══ MATERIAL SUPPLIED
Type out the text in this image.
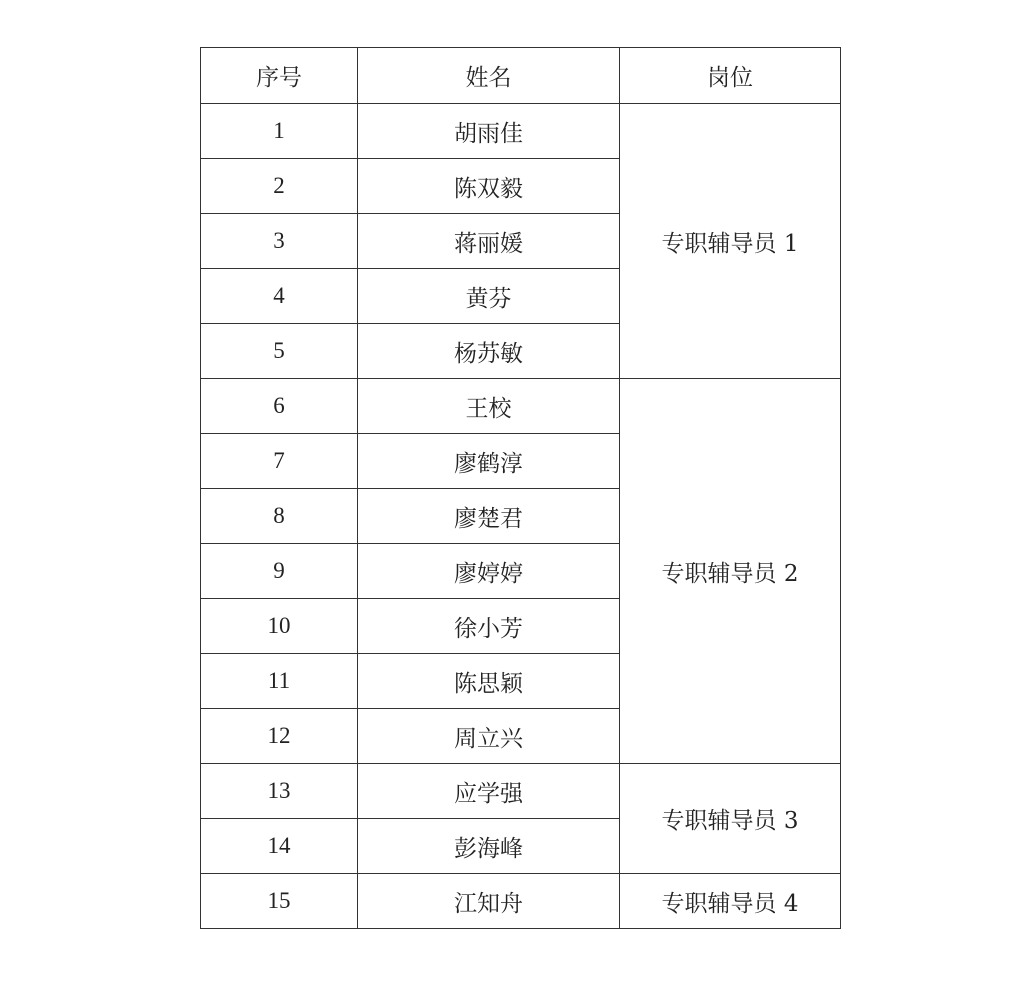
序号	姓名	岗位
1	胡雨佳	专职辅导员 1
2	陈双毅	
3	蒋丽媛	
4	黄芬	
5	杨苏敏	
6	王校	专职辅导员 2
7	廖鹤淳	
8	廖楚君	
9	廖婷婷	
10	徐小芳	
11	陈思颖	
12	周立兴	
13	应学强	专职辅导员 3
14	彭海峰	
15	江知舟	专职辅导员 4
════
Without the pictures, repeat the listing above exactly.

Type out the text in this image.
序号	姓名	岗位
1	胡雨佳	专职辅导员 1
2	陈双毅	
3	蒋丽媛	
4	黄芬	
5	杨苏敏	
6	王校	专职辅导员 2
7	廖鹤淳	
8	廖楚君	
9	廖婷婷	
10	徐小芳	
11	陈思颖	
12	周立兴	
13	应学强	专职辅导员 3
14	彭海峰	
15	江知舟	专职辅导员 4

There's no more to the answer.